Request:
Return the records that follow, matching each one exactly.

Material provided:
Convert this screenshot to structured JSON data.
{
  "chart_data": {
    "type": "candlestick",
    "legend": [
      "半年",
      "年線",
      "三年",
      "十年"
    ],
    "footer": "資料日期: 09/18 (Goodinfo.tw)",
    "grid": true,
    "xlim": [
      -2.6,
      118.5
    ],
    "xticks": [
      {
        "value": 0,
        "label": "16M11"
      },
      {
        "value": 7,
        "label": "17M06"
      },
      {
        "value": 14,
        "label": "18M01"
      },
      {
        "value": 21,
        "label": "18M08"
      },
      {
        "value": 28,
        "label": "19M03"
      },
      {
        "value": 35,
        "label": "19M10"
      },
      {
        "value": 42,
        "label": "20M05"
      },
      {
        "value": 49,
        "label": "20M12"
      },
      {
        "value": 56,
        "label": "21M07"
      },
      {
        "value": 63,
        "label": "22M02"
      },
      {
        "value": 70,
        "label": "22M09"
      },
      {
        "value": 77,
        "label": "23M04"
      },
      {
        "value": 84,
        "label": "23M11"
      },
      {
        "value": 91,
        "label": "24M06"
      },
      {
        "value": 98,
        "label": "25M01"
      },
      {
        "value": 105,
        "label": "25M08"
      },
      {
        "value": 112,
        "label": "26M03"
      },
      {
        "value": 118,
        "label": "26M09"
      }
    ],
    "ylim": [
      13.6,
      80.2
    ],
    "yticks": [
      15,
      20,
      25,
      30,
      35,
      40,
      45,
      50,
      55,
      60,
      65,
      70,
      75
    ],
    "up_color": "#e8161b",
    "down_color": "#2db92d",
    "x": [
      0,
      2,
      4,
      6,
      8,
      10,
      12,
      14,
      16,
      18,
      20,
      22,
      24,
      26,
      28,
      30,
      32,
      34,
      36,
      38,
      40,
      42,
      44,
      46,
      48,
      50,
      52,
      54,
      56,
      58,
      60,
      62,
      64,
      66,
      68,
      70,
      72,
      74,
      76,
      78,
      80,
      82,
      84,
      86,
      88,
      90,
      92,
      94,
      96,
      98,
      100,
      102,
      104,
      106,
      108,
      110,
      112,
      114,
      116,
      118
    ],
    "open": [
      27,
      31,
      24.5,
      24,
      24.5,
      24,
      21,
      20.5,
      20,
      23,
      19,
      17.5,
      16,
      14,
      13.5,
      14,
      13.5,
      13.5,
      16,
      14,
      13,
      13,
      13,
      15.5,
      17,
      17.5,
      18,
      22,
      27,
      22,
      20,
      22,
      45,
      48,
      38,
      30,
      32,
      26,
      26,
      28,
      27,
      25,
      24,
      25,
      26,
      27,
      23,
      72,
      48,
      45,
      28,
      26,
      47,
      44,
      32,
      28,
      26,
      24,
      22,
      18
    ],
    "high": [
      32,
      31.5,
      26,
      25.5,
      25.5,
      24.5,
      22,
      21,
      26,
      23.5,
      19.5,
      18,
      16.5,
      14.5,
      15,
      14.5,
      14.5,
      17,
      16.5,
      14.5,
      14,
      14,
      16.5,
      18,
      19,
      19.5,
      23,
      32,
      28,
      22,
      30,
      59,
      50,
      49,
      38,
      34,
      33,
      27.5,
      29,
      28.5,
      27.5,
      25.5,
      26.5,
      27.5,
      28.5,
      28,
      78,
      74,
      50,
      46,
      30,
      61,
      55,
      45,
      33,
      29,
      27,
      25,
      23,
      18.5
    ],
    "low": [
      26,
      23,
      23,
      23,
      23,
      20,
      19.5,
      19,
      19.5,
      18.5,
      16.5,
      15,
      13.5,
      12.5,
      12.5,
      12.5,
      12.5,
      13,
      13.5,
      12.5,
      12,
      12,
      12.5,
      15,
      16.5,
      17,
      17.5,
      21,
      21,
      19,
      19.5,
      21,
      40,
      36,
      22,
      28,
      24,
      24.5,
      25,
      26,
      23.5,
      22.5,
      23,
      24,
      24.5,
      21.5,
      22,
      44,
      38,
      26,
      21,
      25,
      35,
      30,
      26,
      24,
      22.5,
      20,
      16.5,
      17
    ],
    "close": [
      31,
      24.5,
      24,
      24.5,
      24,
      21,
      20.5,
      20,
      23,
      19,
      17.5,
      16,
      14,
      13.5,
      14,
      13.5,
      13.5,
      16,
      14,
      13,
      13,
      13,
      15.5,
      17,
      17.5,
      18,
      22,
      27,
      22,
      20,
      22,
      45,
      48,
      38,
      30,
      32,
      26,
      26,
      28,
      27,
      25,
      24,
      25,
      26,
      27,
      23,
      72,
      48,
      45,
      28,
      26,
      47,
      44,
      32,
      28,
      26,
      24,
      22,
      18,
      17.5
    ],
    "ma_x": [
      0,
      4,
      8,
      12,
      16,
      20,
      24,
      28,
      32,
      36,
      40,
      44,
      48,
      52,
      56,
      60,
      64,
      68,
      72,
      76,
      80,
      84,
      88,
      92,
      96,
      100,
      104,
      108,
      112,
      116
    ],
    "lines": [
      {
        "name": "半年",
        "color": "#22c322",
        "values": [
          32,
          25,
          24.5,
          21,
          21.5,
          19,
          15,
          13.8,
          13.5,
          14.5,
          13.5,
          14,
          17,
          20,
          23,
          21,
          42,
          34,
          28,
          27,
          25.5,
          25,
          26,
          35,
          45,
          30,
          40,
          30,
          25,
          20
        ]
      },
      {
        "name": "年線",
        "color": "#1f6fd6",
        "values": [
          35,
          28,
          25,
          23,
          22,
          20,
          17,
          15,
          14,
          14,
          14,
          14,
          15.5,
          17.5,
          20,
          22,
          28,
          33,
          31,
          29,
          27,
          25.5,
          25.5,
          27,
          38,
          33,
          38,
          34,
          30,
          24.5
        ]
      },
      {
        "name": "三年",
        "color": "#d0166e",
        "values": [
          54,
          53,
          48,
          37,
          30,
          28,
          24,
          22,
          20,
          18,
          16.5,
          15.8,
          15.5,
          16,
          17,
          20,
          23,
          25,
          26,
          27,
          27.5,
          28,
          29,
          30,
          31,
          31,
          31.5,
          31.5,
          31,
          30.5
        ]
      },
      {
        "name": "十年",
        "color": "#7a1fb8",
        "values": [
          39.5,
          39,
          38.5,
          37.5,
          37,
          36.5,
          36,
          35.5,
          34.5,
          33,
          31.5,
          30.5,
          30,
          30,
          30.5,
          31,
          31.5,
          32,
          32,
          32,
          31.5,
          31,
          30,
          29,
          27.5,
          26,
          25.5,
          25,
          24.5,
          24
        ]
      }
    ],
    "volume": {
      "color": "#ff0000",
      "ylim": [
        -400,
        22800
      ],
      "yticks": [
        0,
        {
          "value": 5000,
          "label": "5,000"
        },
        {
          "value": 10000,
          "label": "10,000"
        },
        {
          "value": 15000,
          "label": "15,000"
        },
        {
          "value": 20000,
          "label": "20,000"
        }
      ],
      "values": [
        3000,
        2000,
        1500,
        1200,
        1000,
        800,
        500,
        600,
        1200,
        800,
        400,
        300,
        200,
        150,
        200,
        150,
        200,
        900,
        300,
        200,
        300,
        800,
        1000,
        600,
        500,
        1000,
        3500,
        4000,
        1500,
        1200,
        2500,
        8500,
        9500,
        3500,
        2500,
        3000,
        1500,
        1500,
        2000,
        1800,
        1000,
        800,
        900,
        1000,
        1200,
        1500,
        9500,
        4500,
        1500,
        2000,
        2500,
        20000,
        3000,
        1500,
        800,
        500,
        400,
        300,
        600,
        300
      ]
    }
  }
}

Task answer:
Convert this screenshot to structured JSON data.
{
  "chart_data": {
    "type": "candlestick",
    "legend": [
      "半年",
      "年線",
      "三年",
      "十年"
    ],
    "footer": "資料日期: 09/18 (Goodinfo.tw)",
    "grid": true,
    "xlim": [
      -2.6,
      118.5
    ],
    "xticks": [
      {
        "value": 0,
        "label": "16M11"
      },
      {
        "value": 7,
        "label": "17M06"
      },
      {
        "value": 14,
        "label": "18M01"
      },
      {
        "value": 21,
        "label": "18M08"
      },
      {
        "value": 28,
        "label": "19M03"
      },
      {
        "value": 35,
        "label": "19M10"
      },
      {
        "value": 42,
        "label": "20M05"
      },
      {
        "value": 49,
        "label": "20M12"
      },
      {
        "value": 56,
        "label": "21M07"
      },
      {
        "value": 63,
        "label": "22M02"
      },
      {
        "value": 70,
        "label": "22M09"
      },
      {
        "value": 77,
        "label": "23M04"
      },
      {
        "value": 84,
        "label": "23M11"
      },
      {
        "value": 91,
        "label": "24M06"
      },
      {
        "value": 98,
        "label": "25M01"
      },
      {
        "value": 105,
        "label": "25M08"
      },
      {
        "value": 112,
        "label": "26M03"
      },
      {
        "value": 118,
        "label": "26M09"
      }
    ],
    "ylim": [
      13.6,
      80.2
    ],
    "yticks": [
      15,
      20,
      25,
      30,
      35,
      40,
      45,
      50,
      55,
      60,
      65,
      70,
      75
    ],
    "up_color": "#e8161b",
    "down_color": "#2db92d",
    "x": [
      0,
      2,
      4,
      6,
      8,
      10,
      12,
      14,
      16,
      18,
      20,
      22,
      24,
      26,
      28,
      30,
      32,
      34,
      36,
      38,
      40,
      42,
      44,
      46,
      48,
      50,
      52,
      54,
      56,
      58,
      60,
      62,
      64,
      66,
      68,
      70,
      72,
      74,
      76,
      78,
      80,
      82,
      84,
      86,
      88,
      90,
      92,
      94,
      96,
      98,
      100,
      102,
      104,
      106,
      108,
      110,
      112,
      114,
      116,
      118
    ],
    "open": [
      27,
      31,
      24.5,
      24,
      24.5,
      24,
      21,
      20.5,
      20,
      23,
      19,
      17.5,
      16,
      14,
      13.5,
      14,
      13.5,
      13.5,
      16,
      14,
      13,
      13,
      13,
      15.5,
      17,
      17.5,
      18,
      22,
      27,
      22,
      20,
      22,
      45,
      48,
      38,
      30,
      32,
      26,
      26,
      28,
      27,
      25,
      24,
      25,
      26,
      27,
      23,
      72,
      48,
      45,
      28,
      26,
      47,
      44,
      32,
      28,
      26,
      24,
      22,
      18
    ],
    "high": [
      32,
      31.5,
      26,
      25.5,
      25.5,
      24.5,
      22,
      21,
      26,
      23.5,
      19.5,
      18,
      16.5,
      14.5,
      15,
      14.5,
      14.5,
      17,
      16.5,
      14.5,
      14,
      14,
      16.5,
      18,
      19,
      19.5,
      23,
      32,
      28,
      22,
      30,
      59,
      50,
      49,
      38,
      34,
      33,
      27.5,
      29,
      28.5,
      27.5,
      25.5,
      26.5,
      27.5,
      28.5,
      28,
      78,
      74,
      50,
      46,
      30,
      61,
      55,
      45,
      33,
      29,
      27,
      25,
      23,
      18.5
    ],
    "low": [
      26,
      23,
      23,
      23,
      23,
      20,
      19.5,
      19,
      19.5,
      18.5,
      16.5,
      15,
      13.5,
      12.5,
      12.5,
      12.5,
      12.5,
      13,
      13.5,
      12.5,
      12,
      12,
      12.5,
      15,
      16.5,
      17,
      17.5,
      21,
      21,
      19,
      19.5,
      21,
      40,
      36,
      22,
      28,
      24,
      24.5,
      25,
      26,
      23.5,
      22.5,
      23,
      24,
      24.5,
      21.5,
      22,
      44,
      38,
      26,
      21,
      25,
      35,
      30,
      26,
      24,
      22.5,
      20,
      16.5,
      17
    ],
    "close": [
      31,
      24.5,
      24,
      24.5,
      24,
      21,
      20.5,
      20,
      23,
      19,
      17.5,
      16,
      14,
      13.5,
      14,
      13.5,
      13.5,
      16,
      14,
      13,
      13,
      13,
      15.5,
      17,
      17.5,
      18,
      22,
      27,
      22,
      20,
      22,
      45,
      48,
      38,
      30,
      32,
      26,
      26,
      28,
      27,
      25,
      24,
      25,
      26,
      27,
      23,
      72,
      48,
      45,
      28,
      26,
      47,
      44,
      32,
      28,
      26,
      24,
      22,
      18,
      17.5
    ],
    "ma_x": [
      0,
      4,
      8,
      12,
      16,
      20,
      24,
      28,
      32,
      36,
      40,
      44,
      48,
      52,
      56,
      60,
      64,
      68,
      72,
      76,
      80,
      84,
      88,
      92,
      96,
      100,
      104,
      108,
      112,
      116
    ],
    "lines": [
      {
        "name": "半年",
        "color": "#22c322",
        "values": [
          32,
          25,
          24.5,
          21,
          21.5,
          19,
          15,
          13.8,
          13.5,
          14.5,
          13.5,
          14,
          17,
          20,
          23,
          21,
          42,
          34,
          28,
          27,
          25.5,
          25,
          26,
          35,
          45,
          30,
          40,
          30,
          25,
          20
        ]
      },
      {
        "name": "年線",
        "color": "#1f6fd6",
        "values": [
          35,
          28,
          25,
          23,
          22,
          20,
          17,
          15,
          14,
          14,
          14,
          14,
          15.5,
          17.5,
          20,
          22,
          28,
          33,
          31,
          29,
          27,
          25.5,
          25.5,
          27,
          38,
          33,
          38,
          34,
          30,
          24.5
        ]
      },
      {
        "name": "三年",
        "color": "#d0166e",
        "values": [
          54,
          53,
          48,
          37,
          30,
          28,
          24,
          22,
          20,
          18,
          16.5,
          15.8,
          15.5,
          16,
          17,
          20,
          23,
          25,
          26,
          27,
          27.5,
          28,
          29,
          30,
          31,
          31,
          31.5,
          31.5,
          31,
          30.5
        ]
      },
      {
        "name": "十年",
        "color": "#7a1fb8",
        "values": [
          39.5,
          39,
          38.5,
          37.5,
          37,
          36.5,
          36,
          35.5,
          34.5,
          33,
          31.5,
          30.5,
          30,
          30,
          30.5,
          31,
          31.5,
          32,
          32,
          32,
          31.5,
          31,
          30,
          29,
          27.5,
          26,
          25.5,
          25,
          24.5,
          24
        ]
      }
    ],
    "volume": {
      "color": "#ff0000",
      "ylim": [
        -400,
        22800
      ],
      "yticks": [
        0,
        {
          "value": 5000,
          "label": "5,000"
        },
        {
          "value": 10000,
          "label": "10,000"
        },
        {
          "value": 15000,
          "label": "15,000"
        },
        {
          "value": 20000,
          "label": "20,000"
        }
      ],
      "values": [
        3000,
        2000,
        1500,
        1200,
        1000,
        800,
        500,
        600,
        1200,
        800,
        400,
        300,
        200,
        150,
        200,
        150,
        200,
        900,
        300,
        200,
        300,
        800,
        1000,
        600,
        500,
        1000,
        3500,
        4000,
        1500,
        1200,
        2500,
        8500,
        9500,
        3500,
        2500,
        3000,
        1500,
        1500,
        2000,
        1800,
        1000,
        800,
        900,
        1000,
        1200,
        1500,
        9500,
        4500,
        1500,
        2000,
        2500,
        20000,
        3000,
        1500,
        800,
        500,
        400,
        300,
        600,
        300
      ]
    }
  }
}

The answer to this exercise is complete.